EXERCISE PROMPT:
In the listing below, locate the lines that hold the string "هؤلاء". Copy those lines.

### DATA SHOWN ###

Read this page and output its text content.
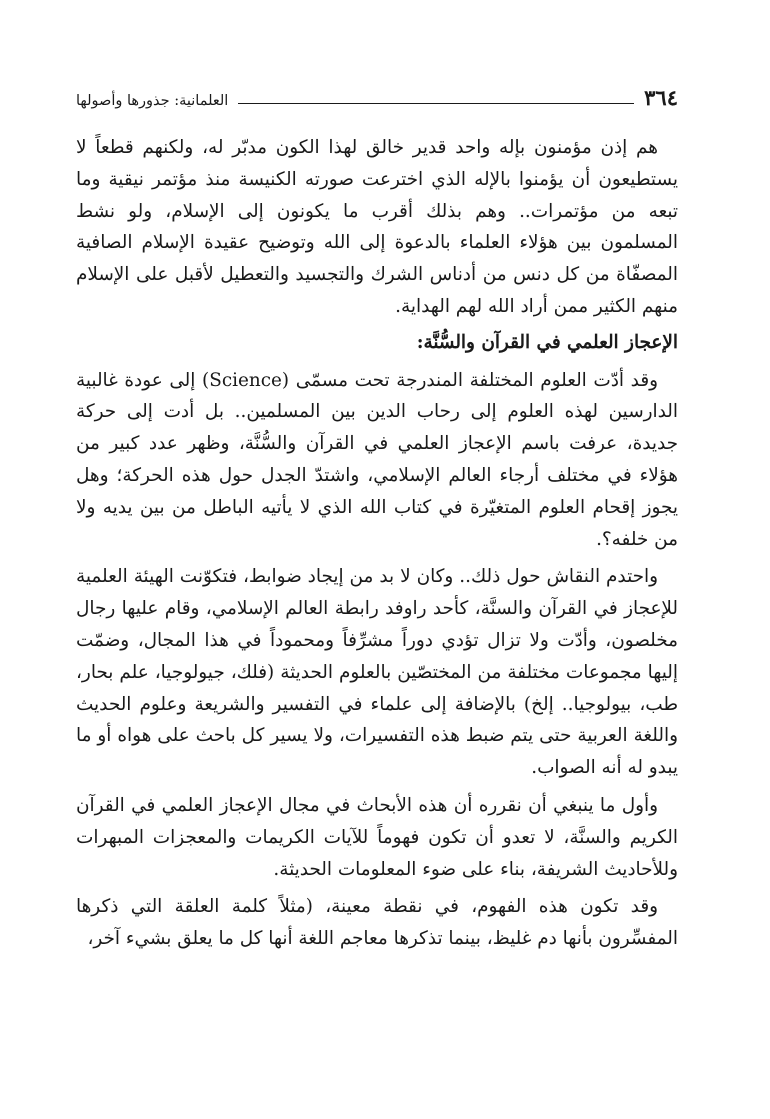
٣٦٤
العلمانية: جذورها وأصولها

هم إذن مؤمنون بإله واحد قدير خالق لهذا الكون مدبّر له، ولكنهم قطعاً لا يستطيعون أن يؤمنوا بالإله الذي اخترعت صورته الكنيسة منذ مؤتمر نيقية وما تبعه من مؤتمرات.. وهم بذلك أقرب ما يكونون إلى الإسلام، ولو نشط المسلمون بين هؤلاء العلماء بالدعوة إلى الله وتوضيح عقيدة الإسلام الصافية المصفّاة من كل دنس من أدناس الشرك والتجسيد والتعطيل لأقبل على الإسلام منهم الكثير ممن أراد الله لهم الهداية.

الإعجاز العلمي في القرآن والسُّنَّة:

وقد أدّت العلوم المختلفة المندرجة تحت مسمّى (Science) إلى عودة غالبية الدارسين لهذه العلوم إلى رحاب الدين بين المسلمين.. بل أدت إلى حركة جديدة، عرفت باسم الإعجاز العلمي في القرآن والسُّنَّة، وظهر عدد كبير من هؤلاء في مختلف أرجاء العالم الإسلامي، واشتدّ الجدل حول هذه الحركة؛ وهل يجوز إقحام العلوم المتغيّرة في كتاب الله الذي لا يأتيه الباطل من بين يديه ولا من خلفه؟.

واحتدم النقاش حول ذلك.. وكان لا بد من إيجاد ضوابط، فتكوّنت الهيئة العلمية للإعجاز في القرآن والسنَّة، كأحد راوفد رابطة العالم الإسلامي، وقام عليها رجال مخلصون، وأدّت ولا تزال تؤدي دوراً مشرِّفاً ومحموداً في هذا المجال، وضمّت إليها مجموعات مختلفة من المختصّين بالعلوم الحديثة (فلك، جيولوجيا، علم بحار، طب، بيولوجيا.. إلخ) بالإضافة إلى علماء في التفسير والشريعة وعلوم الحديث واللغة العربية حتى يتم ضبط هذه التفسيرات، ولا يسير كل باحث على هواه أو ما يبدو له أنه الصواب.

وأول ما ينبغي أن نقرره أن هذه الأبحاث في مجال الإعجاز العلمي في القرآن الكريم والسنَّة، لا تعدو أن تكون فهوماً للآيات الكريمات والمعجزات المبهرات وللأحاديث الشريفة، بناء على ضوء المعلومات الحديثة.

وقد تكون هذه الفهوم، في نقطة معينة، (مثلاً كلمة العلقة التي ذكرها المفسِّرون بأنها دم غليظ، بينما تذكرها معاجم اللغة أنها كل ما يعلق بشيء آخر،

###

TASK ANSWER:
هم إذن مؤمنون بإله واحد قدير خالق لهذا الكون مدبّر له، ولكنهم قطعاً لا يستطيعون أن يؤمنوا بالإله الذي اخترعت صورته الكنيسة منذ مؤتمر نيقية وما تبعه من مؤتمرات.. وهم بذلك أقرب ما يكونون إلى الإسلام، ولو نشط المسلمون بين هؤلاء العلماء بالدعوة إلى الله وتوضيح عقيدة الإسلام الصافية المصفّاة من كل دنس من أدناس الشرك والتجسيد والتعطيل لأقبل على الإسلام منهم الكثير ممن أراد الله لهم الهداية.
وقد أدّت العلوم المختلفة المندرجة تحت مسمّى (Science) إلى عودة غالبية الدارسين لهذه العلوم إلى رحاب الدين بين المسلمين.. بل أدت إلى حركة جديدة، عرفت باسم الإعجاز العلمي في القرآن والسُّنَّة، وظهر عدد كبير من هؤلاء في مختلف أرجاء العالم الإسلامي، واشتدّ الجدل حول هذه الحركة؛ وهل يجوز إقحام العلوم المتغيّرة في كتاب الله الذي لا يأتيه الباطل من بين يديه ولا من خلفه؟.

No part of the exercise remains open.